Write the listing out again, all of it, word for word.

══ Data supplied

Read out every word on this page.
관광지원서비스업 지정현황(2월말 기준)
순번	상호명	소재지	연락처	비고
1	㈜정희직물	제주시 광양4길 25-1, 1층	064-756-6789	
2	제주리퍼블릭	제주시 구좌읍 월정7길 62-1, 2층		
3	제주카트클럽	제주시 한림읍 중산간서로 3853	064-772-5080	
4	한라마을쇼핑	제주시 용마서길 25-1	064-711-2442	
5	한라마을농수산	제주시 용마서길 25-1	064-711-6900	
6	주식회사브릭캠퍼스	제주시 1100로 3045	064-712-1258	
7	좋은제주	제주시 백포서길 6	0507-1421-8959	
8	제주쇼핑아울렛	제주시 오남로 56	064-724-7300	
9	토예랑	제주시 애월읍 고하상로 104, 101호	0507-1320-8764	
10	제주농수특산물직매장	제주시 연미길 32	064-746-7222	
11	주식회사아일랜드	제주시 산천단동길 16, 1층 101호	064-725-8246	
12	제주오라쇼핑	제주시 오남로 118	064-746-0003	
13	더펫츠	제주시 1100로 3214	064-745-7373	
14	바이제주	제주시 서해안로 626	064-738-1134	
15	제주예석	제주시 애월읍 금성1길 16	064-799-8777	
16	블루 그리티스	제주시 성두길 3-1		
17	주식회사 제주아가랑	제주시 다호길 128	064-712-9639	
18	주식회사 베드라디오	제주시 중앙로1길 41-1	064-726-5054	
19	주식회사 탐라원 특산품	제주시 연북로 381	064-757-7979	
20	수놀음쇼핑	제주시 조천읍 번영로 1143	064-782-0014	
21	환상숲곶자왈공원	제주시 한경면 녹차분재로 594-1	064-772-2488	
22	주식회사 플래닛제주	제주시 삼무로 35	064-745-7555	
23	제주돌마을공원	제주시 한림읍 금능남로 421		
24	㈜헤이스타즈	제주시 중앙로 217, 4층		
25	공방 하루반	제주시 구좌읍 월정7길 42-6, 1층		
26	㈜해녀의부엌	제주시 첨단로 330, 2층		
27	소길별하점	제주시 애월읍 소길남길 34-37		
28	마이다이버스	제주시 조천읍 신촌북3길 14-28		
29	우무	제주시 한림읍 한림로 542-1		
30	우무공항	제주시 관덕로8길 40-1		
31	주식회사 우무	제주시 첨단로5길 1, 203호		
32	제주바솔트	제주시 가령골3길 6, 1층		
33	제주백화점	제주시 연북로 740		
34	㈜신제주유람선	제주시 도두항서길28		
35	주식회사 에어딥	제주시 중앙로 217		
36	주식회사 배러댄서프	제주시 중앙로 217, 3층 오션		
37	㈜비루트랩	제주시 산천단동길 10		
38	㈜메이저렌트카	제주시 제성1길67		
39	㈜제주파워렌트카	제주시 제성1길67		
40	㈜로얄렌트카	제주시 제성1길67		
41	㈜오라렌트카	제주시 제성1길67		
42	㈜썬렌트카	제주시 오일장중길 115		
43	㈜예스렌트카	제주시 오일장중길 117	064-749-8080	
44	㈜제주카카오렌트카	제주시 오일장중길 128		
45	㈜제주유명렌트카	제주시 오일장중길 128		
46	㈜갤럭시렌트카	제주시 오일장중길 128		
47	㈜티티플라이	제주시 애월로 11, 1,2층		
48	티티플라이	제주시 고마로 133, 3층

════

Output for this task
Read out every word on this page.
관광지원서비스업 지정현황(2월말 기준)
순번	상호명	소재지	연락처	비고
1	㈜정희직물	제주시 광양4길 25-1, 1층	064-756-6789	
2	제주리퍼블릭	제주시 구좌읍 월정7길 62-1, 2층		
3	제주카트클럽	제주시 한림읍 중산간서로 3853	064-772-5080	
4	한라마을쇼핑	제주시 용마서길 25-1	064-711-2442	
5	한라마을농수산	제주시 용마서길 25-1	064-711-6900	
6	주식회사브릭캠퍼스	제주시 1100로 3045	064-712-1258	
7	좋은제주	제주시 백포서길 6	0507-1421-8959	
8	제주쇼핑아울렛	제주시 오남로 56	064-724-7300	
9	토예랑	제주시 애월읍 고하상로 104, 101호	0507-1320-8764	
10	제주농수특산물직매장	제주시 연미길 32	064-746-7222	
11	주식회사아일랜드	제주시 산천단동길 16, 1층 101호	064-725-8246	
12	제주오라쇼핑	제주시 오남로 118	064-746-0003	
13	더펫츠	제주시 1100로 3214	064-745-7373	
14	바이제주	제주시 서해안로 626	064-738-1134	
15	제주예석	제주시 애월읍 금성1길 16	064-799-8777	
16	블루 그리티스	제주시 성두길 3-1		
17	주식회사 제주아가랑	제주시 다호길 128	064-712-9639	
18	주식회사 베드라디오	제주시 중앙로1길 41-1	064-726-5054	
19	주식회사 탐라원 특산품	제주시 연북로 381	064-757-7979	
20	수놀음쇼핑	제주시 조천읍 번영로 1143	064-782-0014	
21	환상숲곶자왈공원	제주시 한경면 녹차분재로 594-1	064-772-2488	
22	주식회사 플래닛제주	제주시 삼무로 35	064-745-7555	
23	제주돌마을공원	제주시 한림읍 금능남로 421		
24	㈜헤이스타즈	제주시 중앙로 217, 4층		
25	공방 하루반	제주시 구좌읍 월정7길 42-6, 1층		
26	㈜해녀의부엌	제주시 첨단로 330, 2층		
27	소길별하점	제주시 애월읍 소길남길 34-37		
28	마이다이버스	제주시 조천읍 신촌북3길 14-28		
29	우무	제주시 한림읍 한림로 542-1		
30	우무공항	제주시 관덕로8길 40-1		
31	주식회사 우무	제주시 첨단로5길 1, 203호		
32	제주바솔트	제주시 가령골3길 6, 1층		
33	제주백화점	제주시 연북로 740		
34	㈜신제주유람선	제주시 도두항서길28		
35	주식회사 에어딥	제주시 중앙로 217		
36	주식회사 배러댄서프	제주시 중앙로 217, 3층 오션		
37	㈜비루트랩	제주시 산천단동길 10		
38	㈜메이저렌트카	제주시 제성1길67		
39	㈜제주파워렌트카	제주시 제성1길67		
40	㈜로얄렌트카	제주시 제성1길67		
41	㈜오라렌트카	제주시 제성1길67		
42	㈜썬렌트카	제주시 오일장중길 115		
43	㈜예스렌트카	제주시 오일장중길 117	064-749-8080	
44	㈜제주카카오렌트카	제주시 오일장중길 128		
45	㈜제주유명렌트카	제주시 오일장중길 128		
46	㈜갤럭시렌트카	제주시 오일장중길 128		
47	㈜티티플라이	제주시 애월로 11, 1,2층		
48	티티플라이	제주시 고마로 133, 3층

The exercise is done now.